• **ROWS**:

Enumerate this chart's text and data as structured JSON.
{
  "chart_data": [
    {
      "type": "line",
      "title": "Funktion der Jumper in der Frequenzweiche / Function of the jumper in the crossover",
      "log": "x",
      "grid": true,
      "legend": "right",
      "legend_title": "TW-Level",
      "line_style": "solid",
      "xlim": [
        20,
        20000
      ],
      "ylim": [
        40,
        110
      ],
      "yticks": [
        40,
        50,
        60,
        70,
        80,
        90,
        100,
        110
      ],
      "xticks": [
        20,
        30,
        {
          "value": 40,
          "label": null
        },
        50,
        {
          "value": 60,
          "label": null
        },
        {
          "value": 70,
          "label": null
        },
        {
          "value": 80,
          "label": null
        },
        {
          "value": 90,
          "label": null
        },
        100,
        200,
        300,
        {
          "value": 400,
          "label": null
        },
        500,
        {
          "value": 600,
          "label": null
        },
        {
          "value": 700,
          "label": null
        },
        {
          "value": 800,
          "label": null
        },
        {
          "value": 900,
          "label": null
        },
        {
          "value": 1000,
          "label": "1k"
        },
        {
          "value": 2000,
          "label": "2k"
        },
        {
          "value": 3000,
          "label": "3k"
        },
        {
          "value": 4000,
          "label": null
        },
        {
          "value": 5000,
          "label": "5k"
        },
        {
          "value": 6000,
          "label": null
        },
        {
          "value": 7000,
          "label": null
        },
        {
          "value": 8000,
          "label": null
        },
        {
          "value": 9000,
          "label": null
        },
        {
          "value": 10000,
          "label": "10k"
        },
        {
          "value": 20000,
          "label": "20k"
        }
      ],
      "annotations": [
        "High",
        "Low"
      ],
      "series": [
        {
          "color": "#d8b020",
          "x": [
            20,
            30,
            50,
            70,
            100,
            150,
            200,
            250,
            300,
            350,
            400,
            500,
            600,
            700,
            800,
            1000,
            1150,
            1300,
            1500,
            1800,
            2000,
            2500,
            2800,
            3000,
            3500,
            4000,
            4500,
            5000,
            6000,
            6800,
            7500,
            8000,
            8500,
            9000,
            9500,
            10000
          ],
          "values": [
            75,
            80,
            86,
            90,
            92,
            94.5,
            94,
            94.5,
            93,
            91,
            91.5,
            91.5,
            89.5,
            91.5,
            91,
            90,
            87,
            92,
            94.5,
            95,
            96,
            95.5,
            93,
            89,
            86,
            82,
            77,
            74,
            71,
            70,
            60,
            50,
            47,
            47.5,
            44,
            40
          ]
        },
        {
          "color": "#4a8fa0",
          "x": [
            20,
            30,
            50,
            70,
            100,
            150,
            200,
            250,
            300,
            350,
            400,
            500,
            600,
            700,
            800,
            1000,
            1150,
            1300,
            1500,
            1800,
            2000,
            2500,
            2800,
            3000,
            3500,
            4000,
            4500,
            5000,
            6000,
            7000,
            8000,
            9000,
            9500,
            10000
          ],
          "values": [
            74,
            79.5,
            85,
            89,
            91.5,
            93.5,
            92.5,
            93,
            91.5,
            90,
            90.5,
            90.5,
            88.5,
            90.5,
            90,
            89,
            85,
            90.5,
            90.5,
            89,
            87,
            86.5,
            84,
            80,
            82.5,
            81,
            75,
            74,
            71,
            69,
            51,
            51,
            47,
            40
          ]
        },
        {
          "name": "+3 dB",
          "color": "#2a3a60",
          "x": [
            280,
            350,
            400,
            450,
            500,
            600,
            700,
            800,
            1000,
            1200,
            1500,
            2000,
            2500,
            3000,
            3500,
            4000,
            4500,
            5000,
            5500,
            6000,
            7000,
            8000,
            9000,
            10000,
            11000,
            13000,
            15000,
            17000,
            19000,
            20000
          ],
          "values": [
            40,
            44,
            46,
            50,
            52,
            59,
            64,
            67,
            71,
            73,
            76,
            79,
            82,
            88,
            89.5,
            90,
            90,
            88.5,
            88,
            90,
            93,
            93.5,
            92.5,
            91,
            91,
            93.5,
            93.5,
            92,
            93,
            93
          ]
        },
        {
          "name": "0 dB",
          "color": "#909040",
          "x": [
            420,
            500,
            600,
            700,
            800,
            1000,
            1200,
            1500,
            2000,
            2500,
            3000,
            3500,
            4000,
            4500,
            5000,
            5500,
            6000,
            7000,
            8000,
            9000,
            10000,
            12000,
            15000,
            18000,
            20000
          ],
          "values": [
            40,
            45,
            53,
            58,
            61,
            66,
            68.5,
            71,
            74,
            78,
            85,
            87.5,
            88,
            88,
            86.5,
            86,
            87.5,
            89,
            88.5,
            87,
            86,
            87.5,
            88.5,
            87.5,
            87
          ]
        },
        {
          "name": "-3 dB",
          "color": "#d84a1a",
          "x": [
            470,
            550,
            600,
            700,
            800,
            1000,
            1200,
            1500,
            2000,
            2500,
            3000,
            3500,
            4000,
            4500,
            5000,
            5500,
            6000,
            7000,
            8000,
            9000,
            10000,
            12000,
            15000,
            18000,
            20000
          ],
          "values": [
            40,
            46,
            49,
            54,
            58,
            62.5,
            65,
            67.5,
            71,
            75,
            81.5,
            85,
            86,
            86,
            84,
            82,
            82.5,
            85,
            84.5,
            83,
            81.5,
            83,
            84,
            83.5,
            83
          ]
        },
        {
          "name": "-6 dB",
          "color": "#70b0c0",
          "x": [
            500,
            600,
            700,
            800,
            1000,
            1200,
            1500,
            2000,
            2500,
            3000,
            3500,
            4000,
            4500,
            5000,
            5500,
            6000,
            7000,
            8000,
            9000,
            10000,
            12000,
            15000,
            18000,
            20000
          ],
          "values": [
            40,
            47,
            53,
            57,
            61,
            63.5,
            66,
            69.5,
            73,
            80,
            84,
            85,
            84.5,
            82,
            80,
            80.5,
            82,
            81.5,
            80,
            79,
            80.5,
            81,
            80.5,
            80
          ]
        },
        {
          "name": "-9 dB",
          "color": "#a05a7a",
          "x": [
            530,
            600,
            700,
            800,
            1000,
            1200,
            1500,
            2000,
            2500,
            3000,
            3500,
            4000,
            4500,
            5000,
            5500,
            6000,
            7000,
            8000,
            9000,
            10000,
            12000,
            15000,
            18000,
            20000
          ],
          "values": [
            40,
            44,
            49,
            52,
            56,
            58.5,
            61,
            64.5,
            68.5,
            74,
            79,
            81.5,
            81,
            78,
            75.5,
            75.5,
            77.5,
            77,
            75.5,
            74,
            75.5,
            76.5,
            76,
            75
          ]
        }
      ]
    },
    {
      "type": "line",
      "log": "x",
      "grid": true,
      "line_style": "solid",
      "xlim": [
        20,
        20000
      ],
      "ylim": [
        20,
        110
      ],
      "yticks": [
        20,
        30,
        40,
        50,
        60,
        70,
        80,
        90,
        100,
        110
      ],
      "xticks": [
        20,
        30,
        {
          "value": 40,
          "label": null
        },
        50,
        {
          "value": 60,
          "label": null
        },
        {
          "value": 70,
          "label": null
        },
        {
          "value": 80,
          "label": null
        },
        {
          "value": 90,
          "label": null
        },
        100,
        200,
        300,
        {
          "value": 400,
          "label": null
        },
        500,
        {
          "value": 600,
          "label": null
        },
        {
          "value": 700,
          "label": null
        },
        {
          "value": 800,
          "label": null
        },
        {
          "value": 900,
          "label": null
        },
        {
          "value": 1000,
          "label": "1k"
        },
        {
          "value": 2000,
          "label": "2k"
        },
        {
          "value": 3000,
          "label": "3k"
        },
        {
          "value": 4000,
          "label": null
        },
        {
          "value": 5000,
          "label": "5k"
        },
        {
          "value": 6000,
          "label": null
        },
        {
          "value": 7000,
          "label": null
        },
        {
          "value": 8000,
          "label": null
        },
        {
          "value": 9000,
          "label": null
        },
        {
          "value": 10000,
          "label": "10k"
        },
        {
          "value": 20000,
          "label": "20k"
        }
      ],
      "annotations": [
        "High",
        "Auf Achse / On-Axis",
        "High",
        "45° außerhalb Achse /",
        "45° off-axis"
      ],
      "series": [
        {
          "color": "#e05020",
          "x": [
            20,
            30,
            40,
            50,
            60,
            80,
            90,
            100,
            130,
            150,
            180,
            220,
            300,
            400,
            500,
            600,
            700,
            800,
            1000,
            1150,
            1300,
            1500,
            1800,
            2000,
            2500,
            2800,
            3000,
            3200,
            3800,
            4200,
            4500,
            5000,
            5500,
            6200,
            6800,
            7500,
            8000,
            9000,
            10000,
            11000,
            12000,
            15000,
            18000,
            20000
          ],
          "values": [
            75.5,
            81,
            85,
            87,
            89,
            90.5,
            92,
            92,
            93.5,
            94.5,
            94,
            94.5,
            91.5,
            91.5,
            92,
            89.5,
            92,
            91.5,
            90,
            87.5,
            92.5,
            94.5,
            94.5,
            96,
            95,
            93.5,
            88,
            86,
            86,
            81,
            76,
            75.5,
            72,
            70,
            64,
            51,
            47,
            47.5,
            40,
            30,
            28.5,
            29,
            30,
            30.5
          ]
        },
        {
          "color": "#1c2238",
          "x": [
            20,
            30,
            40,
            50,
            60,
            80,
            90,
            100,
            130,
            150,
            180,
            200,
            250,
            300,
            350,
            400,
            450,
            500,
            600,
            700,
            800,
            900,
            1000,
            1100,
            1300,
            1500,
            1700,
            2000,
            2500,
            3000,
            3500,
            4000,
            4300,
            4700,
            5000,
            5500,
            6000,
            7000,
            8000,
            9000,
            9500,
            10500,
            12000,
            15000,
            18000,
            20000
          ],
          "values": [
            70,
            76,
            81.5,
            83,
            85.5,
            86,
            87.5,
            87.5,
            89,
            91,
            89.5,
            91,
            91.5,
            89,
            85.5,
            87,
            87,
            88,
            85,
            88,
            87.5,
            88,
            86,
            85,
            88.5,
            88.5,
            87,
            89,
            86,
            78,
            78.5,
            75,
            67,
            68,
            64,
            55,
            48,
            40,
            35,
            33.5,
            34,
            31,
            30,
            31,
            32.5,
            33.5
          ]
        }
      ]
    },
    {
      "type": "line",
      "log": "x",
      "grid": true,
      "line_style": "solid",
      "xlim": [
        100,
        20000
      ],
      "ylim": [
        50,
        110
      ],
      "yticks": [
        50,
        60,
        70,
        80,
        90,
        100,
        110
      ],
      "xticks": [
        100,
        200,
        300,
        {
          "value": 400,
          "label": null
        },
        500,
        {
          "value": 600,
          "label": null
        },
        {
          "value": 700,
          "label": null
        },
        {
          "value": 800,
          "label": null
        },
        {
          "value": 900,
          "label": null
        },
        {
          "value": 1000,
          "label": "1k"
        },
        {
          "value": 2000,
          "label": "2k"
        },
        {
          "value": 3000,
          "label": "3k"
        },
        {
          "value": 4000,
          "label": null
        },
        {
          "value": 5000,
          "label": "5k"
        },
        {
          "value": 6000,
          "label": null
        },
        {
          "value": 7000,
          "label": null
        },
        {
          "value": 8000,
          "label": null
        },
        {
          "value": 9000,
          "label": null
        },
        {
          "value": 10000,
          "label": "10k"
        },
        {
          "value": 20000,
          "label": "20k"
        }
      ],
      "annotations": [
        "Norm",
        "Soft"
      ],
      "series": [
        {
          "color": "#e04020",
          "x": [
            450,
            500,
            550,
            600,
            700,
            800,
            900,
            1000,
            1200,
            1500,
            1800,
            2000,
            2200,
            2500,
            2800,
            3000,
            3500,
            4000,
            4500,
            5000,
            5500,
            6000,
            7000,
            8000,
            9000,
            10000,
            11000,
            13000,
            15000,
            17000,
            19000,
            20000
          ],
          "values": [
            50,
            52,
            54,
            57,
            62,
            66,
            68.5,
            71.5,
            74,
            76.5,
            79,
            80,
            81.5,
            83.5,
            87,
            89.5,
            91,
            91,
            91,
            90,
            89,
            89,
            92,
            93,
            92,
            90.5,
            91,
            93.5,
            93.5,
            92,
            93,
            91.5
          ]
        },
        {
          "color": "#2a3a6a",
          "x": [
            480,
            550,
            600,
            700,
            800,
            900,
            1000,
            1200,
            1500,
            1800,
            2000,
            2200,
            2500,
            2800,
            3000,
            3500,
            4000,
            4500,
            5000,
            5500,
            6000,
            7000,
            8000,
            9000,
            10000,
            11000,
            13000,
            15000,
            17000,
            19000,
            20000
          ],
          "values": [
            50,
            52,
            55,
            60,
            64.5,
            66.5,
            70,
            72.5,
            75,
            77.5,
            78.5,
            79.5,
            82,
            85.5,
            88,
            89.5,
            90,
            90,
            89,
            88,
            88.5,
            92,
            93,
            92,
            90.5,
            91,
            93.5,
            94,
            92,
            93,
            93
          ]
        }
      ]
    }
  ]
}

• **TASK BRIEF**:
Take every line from the data that contains the word "name".

• **EXERCISE ANSWER**:
          "name": "+3 dB",
          "name": "0 dB",
          "name": "-3 dB",
          "name": "-6 dB",
          "name": "-9 dB",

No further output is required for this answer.